* [本文]:
劣等感にさいなまれた中学生の安部氏は、戦後の渋谷で喧嘩に明け暮れ暴れまわっていた。そんなある時、当時、渋谷で安藤組という愚連隊を組織していた安藤昇という男と出会い、彼はこう言われたそうだ。
「坊や、そんなつまらない喧嘩をしていてもつまらないだろう。それだったら、いっそ男を売る稼業をやってみないか。」
 この時、もし「俺の子分にならないか?」とか、「ヤクザにならないか」とか、「安藤組に来ないか?」とスカウトされていたら、絶対に安倍氏は断ったそうだが、しかしこの「男を売る稼業」という不思議な言葉に惹かれ、安部氏は安藤組に出入りするようになる。もちろん学校はクビになる。
 皮肉にも安倍譲二氏は、歌手さだまさしさんの「雨宿り」という曲を聴いて、不思議な感覚になって、「堅気になろう」と決意したという。そしてなぜかこの「雨宿り」という曲は、尾崎豊もカバーしているし、『湘南之風』の若旦那もカバーして歌っている。
 若旦那は、どこかのインタビューで自分が不良少年をやめる理由として、私のことを挙げているために、あえて彼のことも少しだけ語らせてもらうが、実は彼も「昭和51年代」の不良少年の仲間であった。しかしもちろんのこと若旦那は、『関東連』とも、『怒羅権』とも、どこの反社とも何ら関わりがない。彼は、いたって健全で真面目な?(笑い)な優しく面白い男だ。
 安倍氏が渋谷で暴れまわっていたあの頃から、数十年の月日が流れて、私たち不良少年も同じように渋谷や新宿で暴れまわっていた。まるで闘犬のように。
 動物には、自分や飼い主を守るために「戦いの本能」がある。だから本当は犬が望んでいなくても、闘犬場に連れだされて、そして目の前に敵と見えし闘犬が現れたら、自分や飼い主を守るために命がけで戦わなければならない。つまり闘犬は、動物としての「戦いの本能」から、ただ戦わされているのである。
 闘犬の生涯は本当に悲惨である。引退した老犬は『噛ませ犬』として使われ、若い犬の訓練用として利用される。こんな野蛮なことが、未だに日本でまかり通っているのだ。
 格闘家のKIDが出演していたとあるテレビ番組で、闘犬と飼い主が出てきて、その飼い主は、「犬に7kgほどの重りを首に捲いてベルトコンベアーで走らせている」と語った。
 するとKIDはキレてこう言った。

* [提示資料]:

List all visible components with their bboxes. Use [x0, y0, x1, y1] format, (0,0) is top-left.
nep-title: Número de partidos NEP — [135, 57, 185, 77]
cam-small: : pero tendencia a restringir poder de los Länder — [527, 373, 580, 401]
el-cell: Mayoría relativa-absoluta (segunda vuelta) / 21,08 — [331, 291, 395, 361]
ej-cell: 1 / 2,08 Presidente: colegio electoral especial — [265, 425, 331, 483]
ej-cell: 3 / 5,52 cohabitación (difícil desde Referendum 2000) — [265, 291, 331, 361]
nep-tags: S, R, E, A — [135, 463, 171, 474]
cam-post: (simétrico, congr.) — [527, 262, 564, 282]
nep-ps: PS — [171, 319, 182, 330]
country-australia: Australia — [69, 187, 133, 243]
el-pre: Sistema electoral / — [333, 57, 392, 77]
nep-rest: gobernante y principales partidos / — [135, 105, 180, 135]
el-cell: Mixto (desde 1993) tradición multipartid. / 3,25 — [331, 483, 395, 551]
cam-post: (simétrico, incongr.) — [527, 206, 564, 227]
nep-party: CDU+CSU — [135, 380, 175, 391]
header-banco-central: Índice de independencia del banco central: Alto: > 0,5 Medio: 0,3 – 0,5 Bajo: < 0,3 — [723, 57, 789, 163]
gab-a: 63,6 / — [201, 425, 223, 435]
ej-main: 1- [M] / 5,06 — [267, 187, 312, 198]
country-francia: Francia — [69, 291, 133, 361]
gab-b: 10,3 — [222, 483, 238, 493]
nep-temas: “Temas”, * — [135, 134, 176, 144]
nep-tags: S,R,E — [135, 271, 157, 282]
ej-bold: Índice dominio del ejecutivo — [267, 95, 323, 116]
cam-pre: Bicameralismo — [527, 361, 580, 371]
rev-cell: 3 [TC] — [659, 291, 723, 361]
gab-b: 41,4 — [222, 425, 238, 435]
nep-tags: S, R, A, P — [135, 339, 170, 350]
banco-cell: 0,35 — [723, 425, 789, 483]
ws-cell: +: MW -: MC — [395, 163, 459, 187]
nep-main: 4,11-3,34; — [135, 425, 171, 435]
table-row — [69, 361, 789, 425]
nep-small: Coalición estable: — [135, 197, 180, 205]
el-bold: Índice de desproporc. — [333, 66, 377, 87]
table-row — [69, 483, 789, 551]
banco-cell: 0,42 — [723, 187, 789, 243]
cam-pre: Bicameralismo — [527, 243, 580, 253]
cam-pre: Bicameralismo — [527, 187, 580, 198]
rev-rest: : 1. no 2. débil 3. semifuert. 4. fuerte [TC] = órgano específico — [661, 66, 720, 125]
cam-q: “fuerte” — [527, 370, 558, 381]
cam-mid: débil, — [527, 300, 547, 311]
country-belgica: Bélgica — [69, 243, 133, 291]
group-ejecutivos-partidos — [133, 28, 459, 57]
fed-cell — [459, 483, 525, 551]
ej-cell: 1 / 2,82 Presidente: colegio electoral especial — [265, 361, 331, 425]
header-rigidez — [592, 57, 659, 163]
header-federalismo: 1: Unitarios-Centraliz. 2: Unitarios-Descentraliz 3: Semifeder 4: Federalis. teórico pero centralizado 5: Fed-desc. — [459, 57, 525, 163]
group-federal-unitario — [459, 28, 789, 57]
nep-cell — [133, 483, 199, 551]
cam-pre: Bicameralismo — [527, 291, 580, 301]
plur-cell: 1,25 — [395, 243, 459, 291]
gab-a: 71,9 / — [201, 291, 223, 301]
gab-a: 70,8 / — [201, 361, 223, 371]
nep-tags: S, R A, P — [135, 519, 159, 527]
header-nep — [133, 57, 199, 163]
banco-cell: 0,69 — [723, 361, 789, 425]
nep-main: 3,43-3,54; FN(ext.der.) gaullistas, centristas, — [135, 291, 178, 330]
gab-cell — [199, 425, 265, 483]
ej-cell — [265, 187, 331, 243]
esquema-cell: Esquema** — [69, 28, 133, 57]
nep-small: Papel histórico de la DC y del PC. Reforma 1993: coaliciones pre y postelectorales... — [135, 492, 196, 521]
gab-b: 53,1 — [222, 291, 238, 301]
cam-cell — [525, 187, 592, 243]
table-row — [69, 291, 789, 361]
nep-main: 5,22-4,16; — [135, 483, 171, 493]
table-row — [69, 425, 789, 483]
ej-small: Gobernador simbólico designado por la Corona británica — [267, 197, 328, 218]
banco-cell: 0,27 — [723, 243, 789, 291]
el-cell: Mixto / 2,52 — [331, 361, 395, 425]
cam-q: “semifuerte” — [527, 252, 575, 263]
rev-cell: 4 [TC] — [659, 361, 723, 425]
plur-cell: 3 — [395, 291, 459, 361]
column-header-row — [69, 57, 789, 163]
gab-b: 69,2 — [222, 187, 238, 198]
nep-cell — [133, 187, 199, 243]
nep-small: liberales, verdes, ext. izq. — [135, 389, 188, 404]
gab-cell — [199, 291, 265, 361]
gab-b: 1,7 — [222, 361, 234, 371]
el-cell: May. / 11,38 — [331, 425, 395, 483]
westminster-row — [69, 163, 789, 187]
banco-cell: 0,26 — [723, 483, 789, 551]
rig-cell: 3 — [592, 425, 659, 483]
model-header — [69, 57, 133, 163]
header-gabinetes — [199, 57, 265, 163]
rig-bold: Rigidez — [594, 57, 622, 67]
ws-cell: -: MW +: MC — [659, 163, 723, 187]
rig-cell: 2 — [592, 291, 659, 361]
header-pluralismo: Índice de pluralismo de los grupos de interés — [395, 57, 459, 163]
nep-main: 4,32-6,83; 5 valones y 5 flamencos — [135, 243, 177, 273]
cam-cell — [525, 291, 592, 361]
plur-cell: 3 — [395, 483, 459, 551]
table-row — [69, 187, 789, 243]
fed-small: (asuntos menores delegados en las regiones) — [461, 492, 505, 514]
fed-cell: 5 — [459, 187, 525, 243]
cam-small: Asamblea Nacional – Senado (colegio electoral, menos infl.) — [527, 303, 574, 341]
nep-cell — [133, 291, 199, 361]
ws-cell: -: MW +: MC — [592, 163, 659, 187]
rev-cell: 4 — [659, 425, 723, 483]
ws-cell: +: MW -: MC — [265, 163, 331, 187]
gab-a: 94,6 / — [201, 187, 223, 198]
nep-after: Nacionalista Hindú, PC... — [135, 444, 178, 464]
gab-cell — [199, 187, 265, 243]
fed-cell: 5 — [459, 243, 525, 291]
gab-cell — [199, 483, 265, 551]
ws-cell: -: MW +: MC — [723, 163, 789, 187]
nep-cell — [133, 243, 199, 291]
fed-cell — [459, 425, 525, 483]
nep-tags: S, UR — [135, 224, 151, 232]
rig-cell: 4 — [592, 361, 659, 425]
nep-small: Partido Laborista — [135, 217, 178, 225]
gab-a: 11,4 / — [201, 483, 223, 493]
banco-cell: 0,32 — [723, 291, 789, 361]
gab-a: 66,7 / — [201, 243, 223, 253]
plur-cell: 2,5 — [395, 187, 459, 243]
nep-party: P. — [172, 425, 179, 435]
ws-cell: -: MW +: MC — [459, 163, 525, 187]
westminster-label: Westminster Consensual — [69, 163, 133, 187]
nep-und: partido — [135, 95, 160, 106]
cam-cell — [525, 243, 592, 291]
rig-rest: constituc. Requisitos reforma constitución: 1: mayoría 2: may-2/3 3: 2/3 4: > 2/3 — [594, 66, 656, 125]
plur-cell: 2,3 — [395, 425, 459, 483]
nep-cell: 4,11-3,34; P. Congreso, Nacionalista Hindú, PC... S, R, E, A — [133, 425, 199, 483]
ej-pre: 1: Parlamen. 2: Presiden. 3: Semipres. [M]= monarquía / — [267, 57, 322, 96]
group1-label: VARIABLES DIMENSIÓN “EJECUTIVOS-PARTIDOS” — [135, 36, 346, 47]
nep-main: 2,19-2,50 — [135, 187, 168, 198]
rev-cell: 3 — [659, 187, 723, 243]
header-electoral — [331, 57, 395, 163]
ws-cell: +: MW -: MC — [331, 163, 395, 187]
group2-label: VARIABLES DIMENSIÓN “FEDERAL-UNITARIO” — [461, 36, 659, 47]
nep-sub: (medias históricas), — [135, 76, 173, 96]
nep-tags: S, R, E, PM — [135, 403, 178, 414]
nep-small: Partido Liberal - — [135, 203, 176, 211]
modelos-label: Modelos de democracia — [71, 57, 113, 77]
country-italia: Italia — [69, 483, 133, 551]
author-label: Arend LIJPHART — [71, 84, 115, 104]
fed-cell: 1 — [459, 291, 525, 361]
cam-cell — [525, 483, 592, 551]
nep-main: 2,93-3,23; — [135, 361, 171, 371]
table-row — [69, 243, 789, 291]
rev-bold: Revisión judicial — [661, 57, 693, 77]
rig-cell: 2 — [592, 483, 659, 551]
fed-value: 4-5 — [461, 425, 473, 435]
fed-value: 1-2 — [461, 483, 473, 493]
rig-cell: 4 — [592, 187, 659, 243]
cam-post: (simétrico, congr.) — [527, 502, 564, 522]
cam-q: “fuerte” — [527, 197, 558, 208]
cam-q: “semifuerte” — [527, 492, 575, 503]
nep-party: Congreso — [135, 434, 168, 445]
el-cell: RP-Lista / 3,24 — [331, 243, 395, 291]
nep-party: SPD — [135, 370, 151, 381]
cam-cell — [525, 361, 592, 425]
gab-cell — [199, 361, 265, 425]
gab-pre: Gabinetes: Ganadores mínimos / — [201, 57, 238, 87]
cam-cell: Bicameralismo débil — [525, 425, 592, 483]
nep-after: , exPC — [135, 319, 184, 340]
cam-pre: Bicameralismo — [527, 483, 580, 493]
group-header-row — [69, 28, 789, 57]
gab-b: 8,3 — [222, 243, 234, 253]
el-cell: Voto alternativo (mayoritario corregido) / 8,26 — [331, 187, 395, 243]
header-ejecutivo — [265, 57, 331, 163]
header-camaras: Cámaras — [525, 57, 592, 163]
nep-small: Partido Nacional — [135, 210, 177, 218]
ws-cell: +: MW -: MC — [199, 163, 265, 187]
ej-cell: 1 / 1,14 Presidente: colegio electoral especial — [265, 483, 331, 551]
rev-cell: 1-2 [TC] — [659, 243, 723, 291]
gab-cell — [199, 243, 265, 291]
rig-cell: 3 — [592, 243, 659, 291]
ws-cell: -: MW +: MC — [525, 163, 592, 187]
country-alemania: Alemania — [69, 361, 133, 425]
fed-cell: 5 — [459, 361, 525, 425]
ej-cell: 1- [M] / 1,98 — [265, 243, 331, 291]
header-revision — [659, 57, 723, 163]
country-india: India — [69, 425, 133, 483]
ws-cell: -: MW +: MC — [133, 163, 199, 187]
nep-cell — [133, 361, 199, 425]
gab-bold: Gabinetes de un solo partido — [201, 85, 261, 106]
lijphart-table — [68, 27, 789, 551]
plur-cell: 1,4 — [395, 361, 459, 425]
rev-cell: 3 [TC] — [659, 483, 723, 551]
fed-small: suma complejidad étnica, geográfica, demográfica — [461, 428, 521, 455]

* [課題]:
本文から、「この時、もし「俺の子分になら」から「ーで走らせている」と語った。」までを、両端の語句も含めてそのまま抜き出しなさい。

* [解答例]:
この時、もし「俺の子分にならないか?」とか、「ヤクザにならないか」とか、「安藤組に来ないか?」とスカウトされていたら、絶対に安倍氏は断ったそうだが、しかしこの「男を売る稼業」という不思議な言葉に惹かれ、安部氏は安藤組に出入りするようになる。もちろん学校はクビになる。
 皮肉にも安倍譲二氏は、歌手さだまさしさんの「雨宿り」という曲を聴いて、不思議な感覚になって、「堅気になろう」と決意したという。そしてなぜかこの「雨宿り」という曲は、尾崎豊もカバーしているし、『湘南之風』の若旦那もカバーして歌っている。
 若旦那は、どこかのインタビューで自分が不良少年をやめる理由として、私のことを挙げているために、あえて彼のことも少しだけ語らせてもらうが、実は彼も「昭和51年代」の不良少年の仲間であった。しかしもちろんのこと若旦那は、『関東連』とも、『怒羅権』とも、どこの反社とも何ら関わりがない。彼は、いたって健全で真面目な?(笑い)な優しく面白い男だ。
 安倍氏が渋谷で暴れまわっていたあの頃から、数十年の月日が流れて、私たち不良少年も同じように渋谷や新宿で暴れまわっていた。まるで闘犬のように。
 動物には、自分や飼い主を守るために「戦いの本能」がある。だから本当は犬が望んでいなくても、闘犬場に連れだされて、そして目の前に敵と見えし闘犬が現れたら、自分や飼い主を守るために命がけで戦わなければならない。つまり闘犬は、動物としての「戦いの本能」から、ただ戦わされているのである。
 闘犬の生涯は本当に悲惨である。引退した老犬は『噛ませ犬』として使われ、若い犬の訓練用として利用される。こんな野蛮なことが、未だに日本でまかり通っているのだ。
 格闘家のKIDが出演していたとあるテレビ番組で、闘犬と飼い主が出てきて、その飼い主は、「犬に7kgほどの重りを首に捲いてベルトコンベアーで走らせている」と語った。